### TASK DETAILS
Below are some records. Pull every line that contains the word "Ratio".

### EXTRACTED RECORDS
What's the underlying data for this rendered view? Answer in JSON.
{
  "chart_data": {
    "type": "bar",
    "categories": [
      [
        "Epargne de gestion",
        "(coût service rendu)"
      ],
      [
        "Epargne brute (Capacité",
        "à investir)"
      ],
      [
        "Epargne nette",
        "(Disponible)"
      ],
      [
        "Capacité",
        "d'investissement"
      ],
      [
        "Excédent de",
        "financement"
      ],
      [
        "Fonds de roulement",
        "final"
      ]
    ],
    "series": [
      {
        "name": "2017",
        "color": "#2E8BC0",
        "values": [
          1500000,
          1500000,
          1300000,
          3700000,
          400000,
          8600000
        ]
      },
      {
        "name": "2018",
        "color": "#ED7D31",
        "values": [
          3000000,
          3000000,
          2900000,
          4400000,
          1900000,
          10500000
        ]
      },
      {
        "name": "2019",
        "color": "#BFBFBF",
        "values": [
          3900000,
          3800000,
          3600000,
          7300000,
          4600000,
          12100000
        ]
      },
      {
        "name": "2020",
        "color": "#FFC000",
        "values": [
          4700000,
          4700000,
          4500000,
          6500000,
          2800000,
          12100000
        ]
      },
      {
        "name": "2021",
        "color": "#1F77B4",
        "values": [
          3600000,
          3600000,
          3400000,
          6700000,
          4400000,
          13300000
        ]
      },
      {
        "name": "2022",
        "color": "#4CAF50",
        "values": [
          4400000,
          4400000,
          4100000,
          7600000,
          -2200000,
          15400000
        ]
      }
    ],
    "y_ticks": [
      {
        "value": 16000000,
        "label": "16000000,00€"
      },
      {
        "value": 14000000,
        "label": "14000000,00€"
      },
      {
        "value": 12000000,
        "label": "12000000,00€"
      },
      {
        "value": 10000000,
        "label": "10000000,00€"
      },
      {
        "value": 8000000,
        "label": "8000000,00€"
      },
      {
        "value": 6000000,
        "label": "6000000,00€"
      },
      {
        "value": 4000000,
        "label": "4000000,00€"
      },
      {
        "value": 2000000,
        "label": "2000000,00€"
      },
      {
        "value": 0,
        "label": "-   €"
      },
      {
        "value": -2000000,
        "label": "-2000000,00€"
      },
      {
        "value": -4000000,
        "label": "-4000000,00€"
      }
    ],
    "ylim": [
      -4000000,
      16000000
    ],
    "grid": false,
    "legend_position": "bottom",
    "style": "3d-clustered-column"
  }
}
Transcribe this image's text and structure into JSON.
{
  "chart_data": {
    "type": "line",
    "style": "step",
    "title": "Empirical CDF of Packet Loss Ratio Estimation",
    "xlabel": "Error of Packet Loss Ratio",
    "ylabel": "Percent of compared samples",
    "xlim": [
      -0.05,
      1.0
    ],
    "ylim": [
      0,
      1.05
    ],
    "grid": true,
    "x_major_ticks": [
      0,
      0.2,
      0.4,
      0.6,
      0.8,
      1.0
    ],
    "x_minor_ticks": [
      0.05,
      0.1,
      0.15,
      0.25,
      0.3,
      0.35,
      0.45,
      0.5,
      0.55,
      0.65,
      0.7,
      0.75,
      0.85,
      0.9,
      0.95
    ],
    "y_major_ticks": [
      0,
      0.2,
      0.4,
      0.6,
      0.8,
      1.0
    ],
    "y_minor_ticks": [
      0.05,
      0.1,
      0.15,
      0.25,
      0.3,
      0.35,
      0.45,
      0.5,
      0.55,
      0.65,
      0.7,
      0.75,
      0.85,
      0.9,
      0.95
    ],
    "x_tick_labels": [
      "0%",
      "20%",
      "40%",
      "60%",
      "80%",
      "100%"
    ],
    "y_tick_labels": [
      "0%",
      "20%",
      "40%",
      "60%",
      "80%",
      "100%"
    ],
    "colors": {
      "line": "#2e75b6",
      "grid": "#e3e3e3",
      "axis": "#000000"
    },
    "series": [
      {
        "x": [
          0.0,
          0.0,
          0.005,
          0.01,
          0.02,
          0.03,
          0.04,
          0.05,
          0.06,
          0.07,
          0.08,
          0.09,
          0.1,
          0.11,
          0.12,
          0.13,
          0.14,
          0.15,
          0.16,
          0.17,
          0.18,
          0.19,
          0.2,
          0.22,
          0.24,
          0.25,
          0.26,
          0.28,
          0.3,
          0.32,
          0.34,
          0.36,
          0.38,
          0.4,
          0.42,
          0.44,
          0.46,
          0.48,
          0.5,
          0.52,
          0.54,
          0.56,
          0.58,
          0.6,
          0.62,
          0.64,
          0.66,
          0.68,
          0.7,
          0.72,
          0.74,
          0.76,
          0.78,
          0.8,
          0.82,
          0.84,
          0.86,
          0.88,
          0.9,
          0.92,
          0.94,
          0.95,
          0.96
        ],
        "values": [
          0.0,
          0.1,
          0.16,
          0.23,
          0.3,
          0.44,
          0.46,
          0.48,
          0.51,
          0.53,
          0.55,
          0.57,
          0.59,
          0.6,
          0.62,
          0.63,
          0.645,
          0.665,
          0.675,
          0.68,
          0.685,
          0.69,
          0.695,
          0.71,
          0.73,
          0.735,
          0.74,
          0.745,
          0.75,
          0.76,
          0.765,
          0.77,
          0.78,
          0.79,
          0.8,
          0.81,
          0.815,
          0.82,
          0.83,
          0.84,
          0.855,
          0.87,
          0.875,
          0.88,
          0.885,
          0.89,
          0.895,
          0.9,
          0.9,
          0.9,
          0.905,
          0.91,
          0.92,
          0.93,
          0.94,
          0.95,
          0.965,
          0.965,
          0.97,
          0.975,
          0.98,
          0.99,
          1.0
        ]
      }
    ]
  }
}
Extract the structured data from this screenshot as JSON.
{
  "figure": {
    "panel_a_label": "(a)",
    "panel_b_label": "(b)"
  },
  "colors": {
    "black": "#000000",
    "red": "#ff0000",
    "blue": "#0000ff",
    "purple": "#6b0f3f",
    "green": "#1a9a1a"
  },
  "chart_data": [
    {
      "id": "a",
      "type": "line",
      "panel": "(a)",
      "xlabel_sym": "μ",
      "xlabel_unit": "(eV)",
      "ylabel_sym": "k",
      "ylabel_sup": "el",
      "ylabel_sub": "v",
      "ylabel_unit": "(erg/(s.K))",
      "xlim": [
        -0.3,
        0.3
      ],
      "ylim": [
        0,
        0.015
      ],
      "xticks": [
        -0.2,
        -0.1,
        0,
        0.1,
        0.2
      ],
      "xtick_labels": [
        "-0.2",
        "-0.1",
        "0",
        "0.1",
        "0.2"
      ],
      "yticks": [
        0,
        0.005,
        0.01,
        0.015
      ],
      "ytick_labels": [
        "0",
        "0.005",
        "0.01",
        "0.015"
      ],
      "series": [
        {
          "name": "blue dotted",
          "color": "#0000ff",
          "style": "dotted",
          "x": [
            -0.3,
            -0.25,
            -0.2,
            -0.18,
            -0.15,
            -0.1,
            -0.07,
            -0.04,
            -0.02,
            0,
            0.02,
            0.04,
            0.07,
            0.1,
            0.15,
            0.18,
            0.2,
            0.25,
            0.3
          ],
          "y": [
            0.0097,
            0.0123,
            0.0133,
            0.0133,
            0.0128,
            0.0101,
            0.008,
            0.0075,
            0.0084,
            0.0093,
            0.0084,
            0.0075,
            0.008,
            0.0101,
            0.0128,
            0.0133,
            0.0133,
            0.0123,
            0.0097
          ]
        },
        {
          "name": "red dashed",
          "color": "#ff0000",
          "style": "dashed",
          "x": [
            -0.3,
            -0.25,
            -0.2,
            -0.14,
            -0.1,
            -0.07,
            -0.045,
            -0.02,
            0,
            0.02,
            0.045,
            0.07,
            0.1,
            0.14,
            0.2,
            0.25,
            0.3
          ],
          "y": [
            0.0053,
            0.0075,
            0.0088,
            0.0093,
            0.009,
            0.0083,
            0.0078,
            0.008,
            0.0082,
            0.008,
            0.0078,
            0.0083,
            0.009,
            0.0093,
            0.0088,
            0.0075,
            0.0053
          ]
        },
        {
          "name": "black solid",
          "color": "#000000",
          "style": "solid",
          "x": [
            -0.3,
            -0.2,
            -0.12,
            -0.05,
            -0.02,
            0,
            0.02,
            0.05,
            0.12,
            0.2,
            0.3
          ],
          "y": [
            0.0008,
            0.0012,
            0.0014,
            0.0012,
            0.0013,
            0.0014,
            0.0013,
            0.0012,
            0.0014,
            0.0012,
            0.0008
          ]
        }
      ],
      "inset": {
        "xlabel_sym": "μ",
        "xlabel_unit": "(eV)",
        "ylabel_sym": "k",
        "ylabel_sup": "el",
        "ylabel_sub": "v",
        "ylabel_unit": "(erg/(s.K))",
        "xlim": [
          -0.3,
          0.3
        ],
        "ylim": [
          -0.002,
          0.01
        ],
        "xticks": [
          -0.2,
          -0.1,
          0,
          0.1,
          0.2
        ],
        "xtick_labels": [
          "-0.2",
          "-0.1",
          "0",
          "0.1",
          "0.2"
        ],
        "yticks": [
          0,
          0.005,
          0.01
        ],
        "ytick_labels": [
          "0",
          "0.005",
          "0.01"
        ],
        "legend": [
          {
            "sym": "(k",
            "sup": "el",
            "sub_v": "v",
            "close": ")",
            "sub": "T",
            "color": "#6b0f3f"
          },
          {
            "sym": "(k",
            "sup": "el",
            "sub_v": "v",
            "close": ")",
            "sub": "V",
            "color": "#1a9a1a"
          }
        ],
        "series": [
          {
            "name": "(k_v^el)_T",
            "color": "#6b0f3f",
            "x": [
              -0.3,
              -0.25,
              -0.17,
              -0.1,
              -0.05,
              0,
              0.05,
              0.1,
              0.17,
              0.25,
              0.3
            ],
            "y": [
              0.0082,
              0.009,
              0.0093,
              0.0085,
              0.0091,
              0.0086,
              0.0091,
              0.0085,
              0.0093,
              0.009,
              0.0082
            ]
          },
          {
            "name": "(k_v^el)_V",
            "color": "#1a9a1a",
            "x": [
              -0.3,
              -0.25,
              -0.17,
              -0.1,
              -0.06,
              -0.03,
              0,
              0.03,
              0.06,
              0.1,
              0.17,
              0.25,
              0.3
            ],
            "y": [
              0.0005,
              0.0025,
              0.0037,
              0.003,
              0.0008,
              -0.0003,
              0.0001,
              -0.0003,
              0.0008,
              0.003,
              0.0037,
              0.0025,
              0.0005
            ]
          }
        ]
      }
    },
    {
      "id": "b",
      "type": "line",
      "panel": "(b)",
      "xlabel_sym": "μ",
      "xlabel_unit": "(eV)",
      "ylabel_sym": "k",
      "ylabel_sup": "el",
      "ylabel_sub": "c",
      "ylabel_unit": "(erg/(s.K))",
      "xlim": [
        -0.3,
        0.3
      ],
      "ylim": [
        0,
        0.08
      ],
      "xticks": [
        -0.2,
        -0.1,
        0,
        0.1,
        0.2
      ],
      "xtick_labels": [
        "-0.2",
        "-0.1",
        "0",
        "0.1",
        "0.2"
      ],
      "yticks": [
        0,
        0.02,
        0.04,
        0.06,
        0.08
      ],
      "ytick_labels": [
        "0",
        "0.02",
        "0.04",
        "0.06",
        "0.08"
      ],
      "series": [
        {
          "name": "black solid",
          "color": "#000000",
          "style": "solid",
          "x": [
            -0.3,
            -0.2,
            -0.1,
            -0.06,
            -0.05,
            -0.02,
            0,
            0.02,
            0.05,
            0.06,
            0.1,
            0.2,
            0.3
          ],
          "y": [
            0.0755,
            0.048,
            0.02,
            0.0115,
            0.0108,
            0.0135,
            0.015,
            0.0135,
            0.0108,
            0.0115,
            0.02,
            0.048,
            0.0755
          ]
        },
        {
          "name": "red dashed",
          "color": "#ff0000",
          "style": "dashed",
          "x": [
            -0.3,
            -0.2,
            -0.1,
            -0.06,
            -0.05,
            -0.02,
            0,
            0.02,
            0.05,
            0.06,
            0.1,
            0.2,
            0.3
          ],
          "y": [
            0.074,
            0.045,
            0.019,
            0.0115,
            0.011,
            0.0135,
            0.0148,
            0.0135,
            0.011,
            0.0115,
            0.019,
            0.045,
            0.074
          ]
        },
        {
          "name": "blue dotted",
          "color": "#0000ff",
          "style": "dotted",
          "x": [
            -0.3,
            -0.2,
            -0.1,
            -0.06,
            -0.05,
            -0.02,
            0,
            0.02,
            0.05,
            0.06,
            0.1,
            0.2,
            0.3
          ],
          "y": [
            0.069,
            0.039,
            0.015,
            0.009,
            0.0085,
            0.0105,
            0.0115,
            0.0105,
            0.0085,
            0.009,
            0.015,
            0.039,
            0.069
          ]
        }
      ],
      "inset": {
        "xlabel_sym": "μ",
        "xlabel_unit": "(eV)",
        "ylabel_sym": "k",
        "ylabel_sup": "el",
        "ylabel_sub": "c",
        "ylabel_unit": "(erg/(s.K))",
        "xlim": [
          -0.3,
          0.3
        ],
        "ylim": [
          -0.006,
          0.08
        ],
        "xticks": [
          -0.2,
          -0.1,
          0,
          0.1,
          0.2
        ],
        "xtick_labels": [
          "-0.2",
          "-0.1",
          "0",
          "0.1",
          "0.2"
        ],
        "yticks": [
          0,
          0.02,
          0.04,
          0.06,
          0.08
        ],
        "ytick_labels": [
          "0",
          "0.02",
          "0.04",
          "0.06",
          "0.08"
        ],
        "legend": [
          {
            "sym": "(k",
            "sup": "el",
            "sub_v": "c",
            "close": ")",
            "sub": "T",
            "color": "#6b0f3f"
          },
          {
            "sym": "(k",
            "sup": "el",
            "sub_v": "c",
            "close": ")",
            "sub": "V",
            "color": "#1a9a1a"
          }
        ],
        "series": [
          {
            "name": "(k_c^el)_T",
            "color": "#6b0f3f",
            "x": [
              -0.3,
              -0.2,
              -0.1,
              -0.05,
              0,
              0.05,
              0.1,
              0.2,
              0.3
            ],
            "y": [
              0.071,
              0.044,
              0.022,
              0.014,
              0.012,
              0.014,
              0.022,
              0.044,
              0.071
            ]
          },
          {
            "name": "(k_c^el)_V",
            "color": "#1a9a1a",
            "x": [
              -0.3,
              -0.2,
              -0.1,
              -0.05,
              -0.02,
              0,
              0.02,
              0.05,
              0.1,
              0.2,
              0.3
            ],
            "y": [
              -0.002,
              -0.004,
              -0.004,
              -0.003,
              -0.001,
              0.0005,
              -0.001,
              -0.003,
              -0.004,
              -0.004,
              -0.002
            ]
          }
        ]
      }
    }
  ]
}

### SOLUTION
    "title": "Empirical CDF of Packet Loss Ratio Estimation",
    "xlabel": "Error of Packet Loss Ratio",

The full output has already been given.